→ **Problem to solve**
Only the pictures are left out: repeat the rest of the entries exactly.

[Extracts from a graphics dataset]
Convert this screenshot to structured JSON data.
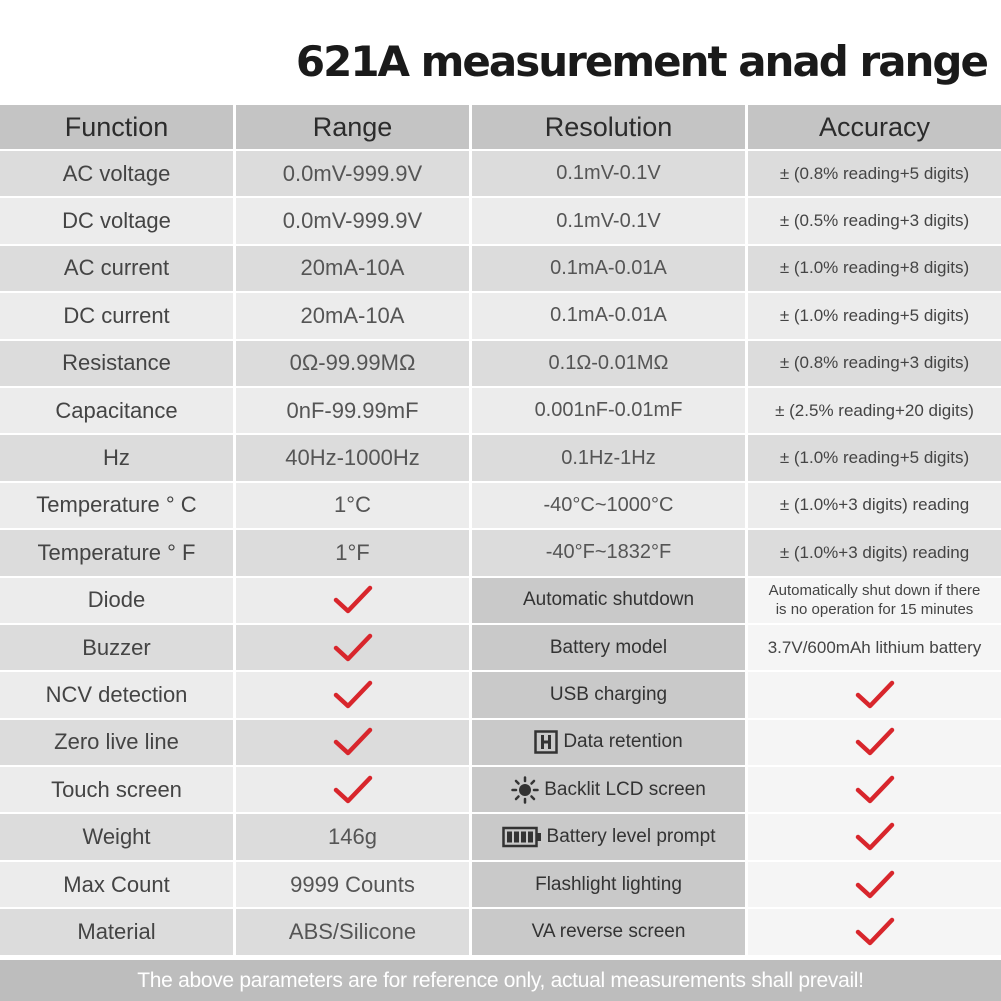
{
  "title": "621A measurement anad range",
  "header": {
    "function": "Function",
    "range": "Range",
    "resolution": "Resolution",
    "accuracy": "Accuracy"
  },
  "rows": [
    {
      "function": "AC voltage",
      "range": "0.0mV-999.9V",
      "resolution": "0.1mV-0.1V",
      "accuracy": "± (0.8% reading+5 digits)"
    },
    {
      "function": "DC voltage",
      "range": "0.0mV-999.9V",
      "resolution": "0.1mV-0.1V",
      "accuracy": "± (0.5% reading+3 digits)"
    },
    {
      "function": "AC current",
      "range": "20mA-10A",
      "resolution": "0.1mA-0.01A",
      "accuracy": "± (1.0% reading+8 digits)"
    },
    {
      "function": "DC current",
      "range": "20mA-10A",
      "resolution": "0.1mA-0.01A",
      "accuracy": "± (1.0% reading+5 digits)"
    },
    {
      "function": "Resistance",
      "range": "0Ω-99.99MΩ",
      "resolution": "0.1Ω-0.01MΩ",
      "accuracy": "± (0.8% reading+3 digits)"
    },
    {
      "function": "Capacitance",
      "range": "0nF-99.99mF",
      "resolution": "0.001nF-0.01mF",
      "accuracy": "± (2.5% reading+20 digits)"
    },
    {
      "function": "Hz",
      "range": "40Hz-1000Hz",
      "resolution": "0.1Hz-1Hz",
      "accuracy": "± (1.0% reading+5 digits)"
    },
    {
      "function": "Temperature ° C",
      "range": "1°C",
      "resolution": "-40°C~1000°C",
      "accuracy": "± (1.0%+3 digits) reading"
    },
    {
      "function": "Temperature ° F",
      "range": "1°F",
      "resolution": "-40°F~1832°F",
      "accuracy": "± (1.0%+3 digits) reading"
    }
  ],
  "feature_rows": [
    {
      "function": "Diode",
      "feature": "Automatic shutdown",
      "value_line1": "Automatically shut down if there",
      "value_line2": "is no operation for 15 minutes"
    },
    {
      "function": "Buzzer",
      "feature": "Battery model",
      "value": "3.7V/600mAh lithium battery"
    },
    {
      "function": "NCV detection",
      "feature": "USB charging"
    },
    {
      "function": "Zero live line",
      "feature": "Data retention",
      "icon": "hold-h-icon"
    },
    {
      "function": "Touch screen",
      "feature": "Backlit LCD screen",
      "icon": "sun-icon"
    },
    {
      "function": "Weight",
      "range": "146g",
      "feature": "Battery level prompt",
      "icon": "battery-icon"
    },
    {
      "function": "Max Count",
      "range": "9999 Counts",
      "feature": "Flashlight lighting"
    },
    {
      "function": "Material",
      "range": "ABS/Silicone",
      "feature": "VA reverse screen"
    }
  ],
  "check_color": "#d8262c",
  "footer": "The above parameters are for reference only, actual measurements shall prevail!"
}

→ **Output for this exercise**
Convert this screenshot to structured JSON data.
{
  "title": "621A measurement anad range",
  "header": {
    "function": "Function",
    "range": "Range",
    "resolution": "Resolution",
    "accuracy": "Accuracy"
  },
  "rows": [
    {
      "function": "AC voltage",
      "range": "0.0mV-999.9V",
      "resolution": "0.1mV-0.1V",
      "accuracy": "± (0.8% reading+5 digits)"
    },
    {
      "function": "DC voltage",
      "range": "0.0mV-999.9V",
      "resolution": "0.1mV-0.1V",
      "accuracy": "± (0.5% reading+3 digits)"
    },
    {
      "function": "AC current",
      "range": "20mA-10A",
      "resolution": "0.1mA-0.01A",
      "accuracy": "± (1.0% reading+8 digits)"
    },
    {
      "function": "DC current",
      "range": "20mA-10A",
      "resolution": "0.1mA-0.01A",
      "accuracy": "± (1.0% reading+5 digits)"
    },
    {
      "function": "Resistance",
      "range": "0Ω-99.99MΩ",
      "resolution": "0.1Ω-0.01MΩ",
      "accuracy": "± (0.8% reading+3 digits)"
    },
    {
      "function": "Capacitance",
      "range": "0nF-99.99mF",
      "resolution": "0.001nF-0.01mF",
      "accuracy": "± (2.5% reading+20 digits)"
    },
    {
      "function": "Hz",
      "range": "40Hz-1000Hz",
      "resolution": "0.1Hz-1Hz",
      "accuracy": "± (1.0% reading+5 digits)"
    },
    {
      "function": "Temperature ° C",
      "range": "1°C",
      "resolution": "-40°C~1000°C",
      "accuracy": "± (1.0%+3 digits) reading"
    },
    {
      "function": "Temperature ° F",
      "range": "1°F",
      "resolution": "-40°F~1832°F",
      "accuracy": "± (1.0%+3 digits) reading"
    }
  ],
  "feature_rows": [
    {
      "function": "Diode",
      "feature": "Automatic shutdown",
      "value_line1": "Automatically shut down if there",
      "value_line2": "is no operation for 15 minutes"
    },
    {
      "function": "Buzzer",
      "feature": "Battery model",
      "value": "3.7V/600mAh lithium battery"
    },
    {
      "function": "NCV detection",
      "feature": "USB charging"
    },
    {
      "function": "Zero live line",
      "feature": "Data retention",
      "icon": "hold-h-icon"
    },
    {
      "function": "Touch screen",
      "feature": "Backlit LCD screen",
      "icon": "sun-icon"
    },
    {
      "function": "Weight",
      "range": "146g",
      "feature": "Battery level prompt",
      "icon": "battery-icon"
    },
    {
      "function": "Max Count",
      "range": "9999 Counts",
      "feature": "Flashlight lighting"
    },
    {
      "function": "Material",
      "range": "ABS/Silicone",
      "feature": "VA reverse screen"
    }
  ],
  "check_color": "#d8262c",
  "footer": "The above parameters are for reference only, actual measurements shall prevail!"
}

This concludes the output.